- **Extract to read**:
/crawly

Web crawler in python.

Primary LanguagePythonMIT LicenseMIT

crawly

crawly crawls the web from a set of seed urls. It sends a request to the urls, parses the urls from the response received, stores them in a repository and prints them to STDOUT as it fetches them. If number of urls to be fetched is specified, it stops crawling after successfully fetching specified number of urls.

dependencies

usage

$ python main.py [-h] [-s SEED_URLS [SEED_URLS ...]] [-c COUNT]

optional arguments:
  -h, --help            show this help message and exit
  -s SEED_URLS [SEED_URLS ...], --seed_urls SEED_URLS [SEED_URLS ...]
                        Set of seed urls
  -c COUNT, --count COUNT
                        Number of links to be fetched

sample execution comamnd

The following command starts crawling from a set of urls [https://www.python.org, https://docs.python.org] and stops when 10 urls are successfully fetched. If no seed url is specified, it takes https://www.python.org as the default seed url. If no count is specified, it infinitely crawls the web until it receives a keyboard interrupt.

$ python main.py --seed_urls 'https://www.python.org' 'https://docs.python.org' --count 10

logs

All logs (debug, error, info) generated during the execution of the program are stored in logs/crawly.log.

make commands

  • make clean
    Clears all the .pyc and .log files generated during execution of the program.

  • make clean-logs
    Clears only the .log files generated during execution of the program.

  • make clean-pyc Clears only the .pyc files generated during execution of the program.

  • make run Executes the program taking https://www.python.org as the default seed url and crawls until it receives a keyboard interrupt.

next-milestone

  • Multithreaded or distributed crawler that issues many HTTP requests in parallel
  • Obey robots.txt before crawling a website
  • Skip fetching image, video and document urls

- **Dataset rows**:
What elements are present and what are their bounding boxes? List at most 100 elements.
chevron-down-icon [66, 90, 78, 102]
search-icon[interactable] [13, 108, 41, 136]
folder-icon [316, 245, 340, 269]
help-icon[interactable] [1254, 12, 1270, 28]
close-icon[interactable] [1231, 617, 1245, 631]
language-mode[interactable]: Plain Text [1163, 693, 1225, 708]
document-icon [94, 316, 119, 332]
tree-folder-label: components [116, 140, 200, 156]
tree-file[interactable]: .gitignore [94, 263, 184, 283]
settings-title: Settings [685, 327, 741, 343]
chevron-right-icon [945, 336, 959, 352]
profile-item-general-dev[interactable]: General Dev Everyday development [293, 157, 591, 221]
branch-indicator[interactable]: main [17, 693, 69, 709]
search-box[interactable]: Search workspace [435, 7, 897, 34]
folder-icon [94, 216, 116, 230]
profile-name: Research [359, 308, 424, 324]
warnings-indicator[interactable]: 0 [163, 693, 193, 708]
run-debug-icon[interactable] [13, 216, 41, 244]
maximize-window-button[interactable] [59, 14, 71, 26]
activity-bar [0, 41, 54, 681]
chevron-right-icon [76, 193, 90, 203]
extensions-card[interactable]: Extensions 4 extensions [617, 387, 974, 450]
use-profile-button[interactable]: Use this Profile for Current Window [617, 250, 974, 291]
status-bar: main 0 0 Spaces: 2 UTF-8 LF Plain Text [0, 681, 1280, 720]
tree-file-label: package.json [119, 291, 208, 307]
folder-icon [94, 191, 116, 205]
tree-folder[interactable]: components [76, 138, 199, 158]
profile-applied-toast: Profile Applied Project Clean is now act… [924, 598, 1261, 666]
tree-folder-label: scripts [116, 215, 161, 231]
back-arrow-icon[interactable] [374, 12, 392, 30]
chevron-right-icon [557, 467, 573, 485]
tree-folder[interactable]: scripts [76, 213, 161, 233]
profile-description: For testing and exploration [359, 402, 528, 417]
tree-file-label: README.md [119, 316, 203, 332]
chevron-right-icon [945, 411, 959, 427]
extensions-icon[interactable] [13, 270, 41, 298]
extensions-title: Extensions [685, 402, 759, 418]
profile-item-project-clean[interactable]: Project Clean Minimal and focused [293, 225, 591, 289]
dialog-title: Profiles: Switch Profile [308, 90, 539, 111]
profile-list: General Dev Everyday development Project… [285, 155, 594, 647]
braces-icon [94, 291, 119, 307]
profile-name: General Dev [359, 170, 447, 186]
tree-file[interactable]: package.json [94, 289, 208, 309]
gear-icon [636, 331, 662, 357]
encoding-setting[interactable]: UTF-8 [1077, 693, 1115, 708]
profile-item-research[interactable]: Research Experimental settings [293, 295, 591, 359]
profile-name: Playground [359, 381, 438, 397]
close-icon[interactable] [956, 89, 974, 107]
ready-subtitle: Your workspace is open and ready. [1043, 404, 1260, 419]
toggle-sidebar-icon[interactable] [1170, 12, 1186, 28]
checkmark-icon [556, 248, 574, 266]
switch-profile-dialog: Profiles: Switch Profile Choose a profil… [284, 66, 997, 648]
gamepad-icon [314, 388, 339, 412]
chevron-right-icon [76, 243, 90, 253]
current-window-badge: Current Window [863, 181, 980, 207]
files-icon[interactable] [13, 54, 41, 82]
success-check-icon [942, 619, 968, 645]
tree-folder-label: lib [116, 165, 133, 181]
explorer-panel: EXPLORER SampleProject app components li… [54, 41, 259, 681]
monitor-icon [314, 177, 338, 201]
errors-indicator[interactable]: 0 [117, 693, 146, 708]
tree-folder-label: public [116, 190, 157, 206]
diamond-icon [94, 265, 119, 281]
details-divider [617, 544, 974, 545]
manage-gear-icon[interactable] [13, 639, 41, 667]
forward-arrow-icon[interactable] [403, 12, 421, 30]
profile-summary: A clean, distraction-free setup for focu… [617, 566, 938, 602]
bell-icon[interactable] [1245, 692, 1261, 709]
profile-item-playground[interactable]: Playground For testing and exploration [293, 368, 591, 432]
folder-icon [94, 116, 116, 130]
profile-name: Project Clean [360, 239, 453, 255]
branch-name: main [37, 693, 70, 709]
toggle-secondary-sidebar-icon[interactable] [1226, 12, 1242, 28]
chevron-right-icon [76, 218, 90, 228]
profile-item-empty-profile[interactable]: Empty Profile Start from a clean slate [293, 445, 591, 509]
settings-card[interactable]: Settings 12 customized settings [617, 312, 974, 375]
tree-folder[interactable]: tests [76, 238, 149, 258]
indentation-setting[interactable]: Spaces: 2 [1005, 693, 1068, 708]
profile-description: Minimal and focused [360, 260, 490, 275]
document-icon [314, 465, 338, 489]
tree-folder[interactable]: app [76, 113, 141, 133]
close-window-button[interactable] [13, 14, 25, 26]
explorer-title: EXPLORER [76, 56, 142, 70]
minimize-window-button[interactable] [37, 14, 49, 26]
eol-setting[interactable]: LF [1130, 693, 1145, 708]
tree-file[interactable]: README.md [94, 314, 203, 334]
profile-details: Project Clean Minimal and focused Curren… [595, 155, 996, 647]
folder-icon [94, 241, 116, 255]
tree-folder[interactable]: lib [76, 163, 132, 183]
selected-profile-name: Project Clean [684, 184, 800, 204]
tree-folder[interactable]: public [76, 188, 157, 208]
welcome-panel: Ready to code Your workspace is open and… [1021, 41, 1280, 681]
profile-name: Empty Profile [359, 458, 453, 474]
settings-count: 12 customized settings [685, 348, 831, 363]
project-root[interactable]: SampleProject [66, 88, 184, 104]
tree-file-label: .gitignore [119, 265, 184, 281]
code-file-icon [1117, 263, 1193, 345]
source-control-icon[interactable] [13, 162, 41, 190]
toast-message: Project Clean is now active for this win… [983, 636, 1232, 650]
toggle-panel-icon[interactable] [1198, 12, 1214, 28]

- **Work instructions**:
1. According to the crawly README, which seed URL does the crawler use when none is given?
2. Reproduce the crawly README from "All logs (debug, error, info)" up to and including "and .log files generated during execution of the program.".
The records have no connection to the crawly README.

- **Complete answers**:
1. It uses https://www.python.org as the default seed URL.

2.
All logs (debug, error, info) generated during the execution of the program are stored in logs/crawly.log.

make commands

  • make clean
    Clears all the .pyc and .log files generated during execution of the program.